Extract each line where the string "color" shows up.

* start Records for the exercise *

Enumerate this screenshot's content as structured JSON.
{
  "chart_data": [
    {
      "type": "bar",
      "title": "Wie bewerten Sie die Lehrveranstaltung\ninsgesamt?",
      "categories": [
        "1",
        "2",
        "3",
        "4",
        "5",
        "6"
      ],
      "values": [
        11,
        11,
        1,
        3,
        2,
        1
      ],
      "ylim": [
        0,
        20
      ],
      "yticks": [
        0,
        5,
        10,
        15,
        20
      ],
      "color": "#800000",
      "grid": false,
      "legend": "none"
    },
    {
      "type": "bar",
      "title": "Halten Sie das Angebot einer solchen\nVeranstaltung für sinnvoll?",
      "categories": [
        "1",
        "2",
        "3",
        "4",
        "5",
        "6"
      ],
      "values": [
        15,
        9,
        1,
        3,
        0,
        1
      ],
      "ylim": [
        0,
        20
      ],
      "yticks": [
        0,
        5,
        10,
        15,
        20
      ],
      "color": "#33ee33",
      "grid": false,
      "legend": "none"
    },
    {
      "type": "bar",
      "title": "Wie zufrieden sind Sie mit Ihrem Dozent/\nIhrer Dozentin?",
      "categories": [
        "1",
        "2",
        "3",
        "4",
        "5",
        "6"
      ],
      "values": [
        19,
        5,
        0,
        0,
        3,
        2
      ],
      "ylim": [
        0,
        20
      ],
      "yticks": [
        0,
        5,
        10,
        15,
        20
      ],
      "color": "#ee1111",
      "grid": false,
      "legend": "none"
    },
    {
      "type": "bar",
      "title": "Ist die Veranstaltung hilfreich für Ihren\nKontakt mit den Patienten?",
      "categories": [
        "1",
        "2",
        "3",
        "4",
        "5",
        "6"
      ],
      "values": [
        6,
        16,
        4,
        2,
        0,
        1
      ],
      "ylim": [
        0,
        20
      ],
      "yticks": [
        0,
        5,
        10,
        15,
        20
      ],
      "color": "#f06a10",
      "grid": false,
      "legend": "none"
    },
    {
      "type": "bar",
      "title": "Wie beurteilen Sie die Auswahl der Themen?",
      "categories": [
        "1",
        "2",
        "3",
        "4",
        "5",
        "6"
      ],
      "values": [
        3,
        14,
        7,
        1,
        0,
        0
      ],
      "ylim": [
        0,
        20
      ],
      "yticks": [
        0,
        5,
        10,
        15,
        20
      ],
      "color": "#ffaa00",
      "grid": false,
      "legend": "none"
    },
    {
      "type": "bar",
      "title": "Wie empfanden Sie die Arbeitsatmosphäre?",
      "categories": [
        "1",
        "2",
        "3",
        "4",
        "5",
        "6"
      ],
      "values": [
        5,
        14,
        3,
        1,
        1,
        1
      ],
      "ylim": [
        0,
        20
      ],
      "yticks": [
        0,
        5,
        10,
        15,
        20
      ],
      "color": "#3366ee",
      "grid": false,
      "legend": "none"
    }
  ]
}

* end Records for the exercise *

- Full response -
      "color": "#800000",
      "color": "#33ee33",
      "color": "#ee1111",
      "color": "#f06a10",
      "color": "#ffaa00",
      "color": "#3366ee",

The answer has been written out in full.